## Exercise
Copy all lines below containing "JSON".

## Data excerpts
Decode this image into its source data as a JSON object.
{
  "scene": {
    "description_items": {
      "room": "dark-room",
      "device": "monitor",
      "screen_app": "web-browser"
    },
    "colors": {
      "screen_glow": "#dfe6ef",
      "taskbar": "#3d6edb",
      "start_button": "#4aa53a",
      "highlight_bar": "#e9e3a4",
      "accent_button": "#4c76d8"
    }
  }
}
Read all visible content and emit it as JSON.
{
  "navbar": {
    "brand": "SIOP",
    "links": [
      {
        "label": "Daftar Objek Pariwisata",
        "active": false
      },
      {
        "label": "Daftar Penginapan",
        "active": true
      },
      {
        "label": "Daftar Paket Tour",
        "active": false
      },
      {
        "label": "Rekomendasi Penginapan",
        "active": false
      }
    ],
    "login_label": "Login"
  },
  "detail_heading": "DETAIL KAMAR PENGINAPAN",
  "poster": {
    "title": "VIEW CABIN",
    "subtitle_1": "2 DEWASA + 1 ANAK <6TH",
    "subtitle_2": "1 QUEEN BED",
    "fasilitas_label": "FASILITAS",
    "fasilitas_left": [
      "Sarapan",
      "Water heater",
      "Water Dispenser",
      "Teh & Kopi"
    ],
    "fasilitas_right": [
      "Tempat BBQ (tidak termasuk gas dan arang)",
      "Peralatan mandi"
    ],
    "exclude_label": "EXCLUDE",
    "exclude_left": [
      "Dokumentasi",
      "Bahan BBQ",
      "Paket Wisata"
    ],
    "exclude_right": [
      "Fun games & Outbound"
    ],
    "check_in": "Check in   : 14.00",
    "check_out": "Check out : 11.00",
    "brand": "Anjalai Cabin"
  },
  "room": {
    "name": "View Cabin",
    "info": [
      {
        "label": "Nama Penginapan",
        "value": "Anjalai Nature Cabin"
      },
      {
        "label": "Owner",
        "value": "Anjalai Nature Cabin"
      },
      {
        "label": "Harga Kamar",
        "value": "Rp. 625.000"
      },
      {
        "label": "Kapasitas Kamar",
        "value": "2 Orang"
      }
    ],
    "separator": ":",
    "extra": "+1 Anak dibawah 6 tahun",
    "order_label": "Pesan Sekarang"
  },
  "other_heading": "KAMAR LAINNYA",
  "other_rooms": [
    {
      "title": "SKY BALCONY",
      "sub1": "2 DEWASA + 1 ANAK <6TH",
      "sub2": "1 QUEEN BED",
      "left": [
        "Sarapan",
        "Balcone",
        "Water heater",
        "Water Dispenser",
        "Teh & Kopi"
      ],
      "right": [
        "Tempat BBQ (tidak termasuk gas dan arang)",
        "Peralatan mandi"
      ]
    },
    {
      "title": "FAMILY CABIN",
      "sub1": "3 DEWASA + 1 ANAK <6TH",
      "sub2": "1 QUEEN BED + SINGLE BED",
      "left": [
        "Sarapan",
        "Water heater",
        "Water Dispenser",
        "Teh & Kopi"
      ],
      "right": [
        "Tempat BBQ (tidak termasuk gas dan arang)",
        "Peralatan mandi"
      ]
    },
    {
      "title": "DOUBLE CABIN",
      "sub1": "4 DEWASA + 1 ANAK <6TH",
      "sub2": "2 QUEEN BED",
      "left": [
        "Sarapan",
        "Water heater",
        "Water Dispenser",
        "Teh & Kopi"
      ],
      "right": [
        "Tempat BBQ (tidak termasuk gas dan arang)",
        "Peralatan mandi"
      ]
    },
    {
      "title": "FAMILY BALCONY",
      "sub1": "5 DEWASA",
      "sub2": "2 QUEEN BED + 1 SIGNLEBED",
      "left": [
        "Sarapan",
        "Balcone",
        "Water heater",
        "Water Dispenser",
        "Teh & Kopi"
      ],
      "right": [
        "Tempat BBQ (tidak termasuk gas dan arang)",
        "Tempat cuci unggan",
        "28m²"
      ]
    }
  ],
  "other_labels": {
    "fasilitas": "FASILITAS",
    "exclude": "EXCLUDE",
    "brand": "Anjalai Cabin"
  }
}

## Correct result
Decode this image into its source data as a JSON object.
Read all visible content and emit it as JSON.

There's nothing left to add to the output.